#### Input data ####

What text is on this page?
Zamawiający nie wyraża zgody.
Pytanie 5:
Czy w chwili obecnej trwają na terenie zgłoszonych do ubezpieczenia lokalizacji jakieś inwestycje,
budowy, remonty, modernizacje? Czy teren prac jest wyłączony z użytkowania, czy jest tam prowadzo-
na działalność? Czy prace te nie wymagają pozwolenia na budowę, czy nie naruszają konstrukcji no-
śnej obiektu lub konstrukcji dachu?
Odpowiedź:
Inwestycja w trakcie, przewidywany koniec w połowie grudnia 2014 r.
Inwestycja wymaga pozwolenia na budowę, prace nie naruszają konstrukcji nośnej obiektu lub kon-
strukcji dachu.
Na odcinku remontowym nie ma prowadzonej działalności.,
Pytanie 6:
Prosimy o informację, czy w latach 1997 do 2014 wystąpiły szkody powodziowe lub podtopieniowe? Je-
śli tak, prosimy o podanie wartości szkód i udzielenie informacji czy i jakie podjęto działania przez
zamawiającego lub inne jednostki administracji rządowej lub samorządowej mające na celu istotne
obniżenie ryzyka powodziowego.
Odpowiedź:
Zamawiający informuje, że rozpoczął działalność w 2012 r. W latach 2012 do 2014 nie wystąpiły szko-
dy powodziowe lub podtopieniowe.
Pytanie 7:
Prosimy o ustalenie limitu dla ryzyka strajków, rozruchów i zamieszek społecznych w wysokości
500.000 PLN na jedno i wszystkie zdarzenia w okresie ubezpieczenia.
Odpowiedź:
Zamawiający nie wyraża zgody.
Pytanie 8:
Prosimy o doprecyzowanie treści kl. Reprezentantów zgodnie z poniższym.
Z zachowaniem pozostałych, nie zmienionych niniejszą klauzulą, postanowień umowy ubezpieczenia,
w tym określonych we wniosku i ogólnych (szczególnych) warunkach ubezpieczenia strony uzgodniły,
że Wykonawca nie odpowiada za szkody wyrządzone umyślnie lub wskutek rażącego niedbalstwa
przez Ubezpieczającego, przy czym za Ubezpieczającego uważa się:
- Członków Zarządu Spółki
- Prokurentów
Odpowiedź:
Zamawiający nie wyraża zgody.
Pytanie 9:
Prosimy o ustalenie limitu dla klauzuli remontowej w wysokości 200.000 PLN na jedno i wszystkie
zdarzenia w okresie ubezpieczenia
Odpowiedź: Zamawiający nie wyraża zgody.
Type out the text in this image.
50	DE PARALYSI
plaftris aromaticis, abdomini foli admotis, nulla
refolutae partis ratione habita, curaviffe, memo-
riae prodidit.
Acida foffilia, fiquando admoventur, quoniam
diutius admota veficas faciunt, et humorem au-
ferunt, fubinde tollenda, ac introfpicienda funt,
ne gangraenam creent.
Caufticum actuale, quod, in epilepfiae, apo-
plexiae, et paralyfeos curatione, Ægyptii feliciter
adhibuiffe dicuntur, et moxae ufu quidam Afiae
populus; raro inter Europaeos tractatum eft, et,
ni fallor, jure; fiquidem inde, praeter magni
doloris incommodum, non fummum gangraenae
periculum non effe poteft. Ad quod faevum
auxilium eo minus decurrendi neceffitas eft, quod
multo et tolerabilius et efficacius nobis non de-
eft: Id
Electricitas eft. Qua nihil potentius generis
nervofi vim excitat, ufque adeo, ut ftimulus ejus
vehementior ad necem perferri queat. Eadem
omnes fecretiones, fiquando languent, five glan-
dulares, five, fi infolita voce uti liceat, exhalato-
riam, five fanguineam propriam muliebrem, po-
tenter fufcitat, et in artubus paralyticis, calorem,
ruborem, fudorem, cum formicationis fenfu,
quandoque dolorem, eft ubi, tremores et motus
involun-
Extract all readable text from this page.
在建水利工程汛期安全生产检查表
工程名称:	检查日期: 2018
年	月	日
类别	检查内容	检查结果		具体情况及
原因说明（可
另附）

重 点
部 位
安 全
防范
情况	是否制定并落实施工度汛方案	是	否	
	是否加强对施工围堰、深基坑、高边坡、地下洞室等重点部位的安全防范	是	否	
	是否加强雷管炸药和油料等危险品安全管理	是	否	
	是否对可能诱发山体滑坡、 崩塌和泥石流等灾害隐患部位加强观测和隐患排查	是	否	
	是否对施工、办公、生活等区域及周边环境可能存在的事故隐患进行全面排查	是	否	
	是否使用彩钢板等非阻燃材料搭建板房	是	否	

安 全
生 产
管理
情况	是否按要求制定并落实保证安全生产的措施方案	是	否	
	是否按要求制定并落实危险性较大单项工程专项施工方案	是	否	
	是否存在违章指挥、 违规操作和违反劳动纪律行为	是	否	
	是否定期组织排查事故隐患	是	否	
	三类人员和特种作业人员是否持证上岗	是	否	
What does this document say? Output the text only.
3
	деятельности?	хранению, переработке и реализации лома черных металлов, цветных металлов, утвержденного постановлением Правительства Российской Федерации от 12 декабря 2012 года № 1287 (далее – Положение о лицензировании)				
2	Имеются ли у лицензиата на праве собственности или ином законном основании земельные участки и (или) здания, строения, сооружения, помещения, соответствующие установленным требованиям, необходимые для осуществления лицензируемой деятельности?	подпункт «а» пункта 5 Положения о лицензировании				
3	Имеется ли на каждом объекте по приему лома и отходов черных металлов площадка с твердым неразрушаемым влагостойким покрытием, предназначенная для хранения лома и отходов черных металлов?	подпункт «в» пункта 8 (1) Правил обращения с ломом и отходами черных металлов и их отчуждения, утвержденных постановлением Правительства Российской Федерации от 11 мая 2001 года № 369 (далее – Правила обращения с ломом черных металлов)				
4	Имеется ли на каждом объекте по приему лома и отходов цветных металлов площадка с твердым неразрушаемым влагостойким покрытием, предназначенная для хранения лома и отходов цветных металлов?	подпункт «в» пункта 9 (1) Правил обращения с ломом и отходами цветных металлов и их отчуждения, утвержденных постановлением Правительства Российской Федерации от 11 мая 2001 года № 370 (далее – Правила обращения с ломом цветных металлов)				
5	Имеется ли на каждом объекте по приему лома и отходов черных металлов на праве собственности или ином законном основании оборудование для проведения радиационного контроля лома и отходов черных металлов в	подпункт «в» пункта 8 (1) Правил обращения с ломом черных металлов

####

__Task requirements__. Restate the whole listing exactly, leaving out nothing.

__Right answer__.
What text is on this page?
Zamawiający nie wyraża zgody.
Pytanie 5:
Czy w chwili obecnej trwają na terenie zgłoszonych do ubezpieczenia lokalizacji jakieś inwestycje,
budowy, remonty, modernizacje? Czy teren prac jest wyłączony z użytkowania, czy jest tam prowadzo-
na działalność? Czy prace te nie wymagają pozwolenia na budowę, czy nie naruszają konstrukcji no-
śnej obiektu lub konstrukcji dachu?
Odpowiedź:
Inwestycja w trakcie, przewidywany koniec w połowie grudnia 2014 r.
Inwestycja wymaga pozwolenia na budowę, prace nie naruszają konstrukcji nośnej obiektu lub kon-
strukcji dachu.
Na odcinku remontowym nie ma prowadzonej działalności.,
Pytanie 6:
Prosimy o informację, czy w latach 1997 do 2014 wystąpiły szkody powodziowe lub podtopieniowe? Je-
śli tak, prosimy o podanie wartości szkód i udzielenie informacji czy i jakie podjęto działania przez
zamawiającego lub inne jednostki administracji rządowej lub samorządowej mające na celu istotne
obniżenie ryzyka powodziowego.
Odpowiedź:
Zamawiający informuje, że rozpoczął działalność w 2012 r. W latach 2012 do 2014 nie wystąpiły szko-
dy powodziowe lub podtopieniowe.
Pytanie 7:
Prosimy o ustalenie limitu dla ryzyka strajków, rozruchów i zamieszek społecznych w wysokości
500.000 PLN na jedno i wszystkie zdarzenia w okresie ubezpieczenia.
Odpowiedź:
Zamawiający nie wyraża zgody.
Pytanie 8:
Prosimy o doprecyzowanie treści kl. Reprezentantów zgodnie z poniższym.
Z zachowaniem pozostałych, nie zmienionych niniejszą klauzulą, postanowień umowy ubezpieczenia,
w tym określonych we wniosku i ogólnych (szczególnych) warunkach ubezpieczenia strony uzgodniły,
że Wykonawca nie odpowiada za szkody wyrządzone umyślnie lub wskutek rażącego niedbalstwa
przez Ubezpieczającego, przy czym za Ubezpieczającego uważa się:
- Członków Zarządu Spółki
- Prokurentów
Odpowiedź:
Zamawiający nie wyraża zgody.
Pytanie 9:
Prosimy o ustalenie limitu dla klauzuli remontowej w wysokości 200.000 PLN na jedno i wszystkie
zdarzenia w okresie ubezpieczenia
Odpowiedź: Zamawiający nie wyraża zgody.
Type out the text in this image.
50	DE PARALYSI
plaftris aromaticis, abdomini foli admotis, nulla
refolutae partis ratione habita, curaviffe, memo-
riae prodidit.
Acida foffilia, fiquando admoventur, quoniam
diutius admota veficas faciunt, et humorem au-
ferunt, fubinde tollenda, ac introfpicienda funt,
ne gangraenam creent.
Caufticum actuale, quod, in epilepfiae, apo-
plexiae, et paralyfeos curatione, Ægyptii feliciter
adhibuiffe dicuntur, et moxae ufu quidam Afiae
populus; raro inter Europaeos tractatum eft, et,
ni fallor, jure; fiquidem inde, praeter magni
doloris incommodum, non fummum gangraenae
periculum non effe poteft. Ad quod faevum
auxilium eo minus decurrendi neceffitas eft, quod
multo et tolerabilius et efficacius nobis non de-
eft: Id
Electricitas eft. Qua nihil potentius generis
nervofi vim excitat, ufque adeo, ut ftimulus ejus
vehementior ad necem perferri queat. Eadem
omnes fecretiones, fiquando languent, five glan-
dulares, five, fi infolita voce uti liceat, exhalato-
riam, five fanguineam propriam muliebrem, po-
tenter fufcitat, et in artubus paralyticis, calorem,
ruborem, fudorem, cum formicationis fenfu,
quandoque dolorem, eft ubi, tremores et motus
involun-
Extract all readable text from this page.
在建水利工程汛期安全生产检查表
工程名称:	检查日期: 2018
年	月	日
类别	检查内容	检查结果		具体情况及
原因说明（可
另附）

重 点
部 位
安 全
防范
情况	是否制定并落实施工度汛方案	是	否	
	是否加强对施工围堰、深基坑、高边坡、地下洞室等重点部位的安全防范	是	否	
	是否加强雷管炸药和油料等危险品安全管理	是	否	
	是否对可能诱发山体滑坡、 崩塌和泥石流等灾害隐患部位加强观测和隐患排查	是	否	
	是否对施工、办公、生活等区域及周边环境可能存在的事故隐患进行全面排查	是	否	
	是否使用彩钢板等非阻燃材料搭建板房	是	否	

安 全
生 产
管理
情况	是否按要求制定并落实保证安全生产的措施方案	是	否	
	是否按要求制定并落实危险性较大单项工程专项施工方案	是	否	
	是否存在违章指挥、 违规操作和违反劳动纪律行为	是	否	
	是否定期组织排查事故隐患	是	否	
	三类人员和特种作业人员是否持证上岗	是	否	
What does this document say? Output the text only.
3
	деятельности?	хранению, переработке и реализации лома черных металлов, цветных металлов, утвержденного постановлением Правительства Российской Федерации от 12 декабря 2012 года № 1287 (далее – Положение о лицензировании)				
2	Имеются ли у лицензиата на праве собственности или ином законном основании земельные участки и (или) здания, строения, сооружения, помещения, соответствующие установленным требованиям, необходимые для осуществления лицензируемой деятельности?	подпункт «а» пункта 5 Положения о лицензировании				
3	Имеется ли на каждом объекте по приему лома и отходов черных металлов площадка с твердым неразрушаемым влагостойким покрытием, предназначенная для хранения лома и отходов черных металлов?	подпункт «в» пункта 8 (1) Правил обращения с ломом и отходами черных металлов и их отчуждения, утвержденных постановлением Правительства Российской Федерации от 11 мая 2001 года № 369 (далее – Правила обращения с ломом черных металлов)				
4	Имеется ли на каждом объекте по приему лома и отходов цветных металлов площадка с твердым неразрушаемым влагостойким покрытием, предназначенная для хранения лома и отходов цветных металлов?	подпункт «в» пункта 9 (1) Правил обращения с ломом и отходами цветных металлов и их отчуждения, утвержденных постановлением Правительства Российской Федерации от 11 мая 2001 года № 370 (далее – Правила обращения с ломом цветных металлов)				
5	Имеется ли на каждом объекте по приему лома и отходов черных металлов на праве собственности или ином законном основании оборудование для проведения радиационного контроля лома и отходов черных металлов в	подпункт «в» пункта 8 (1) Правил обращения с ломом черных металлов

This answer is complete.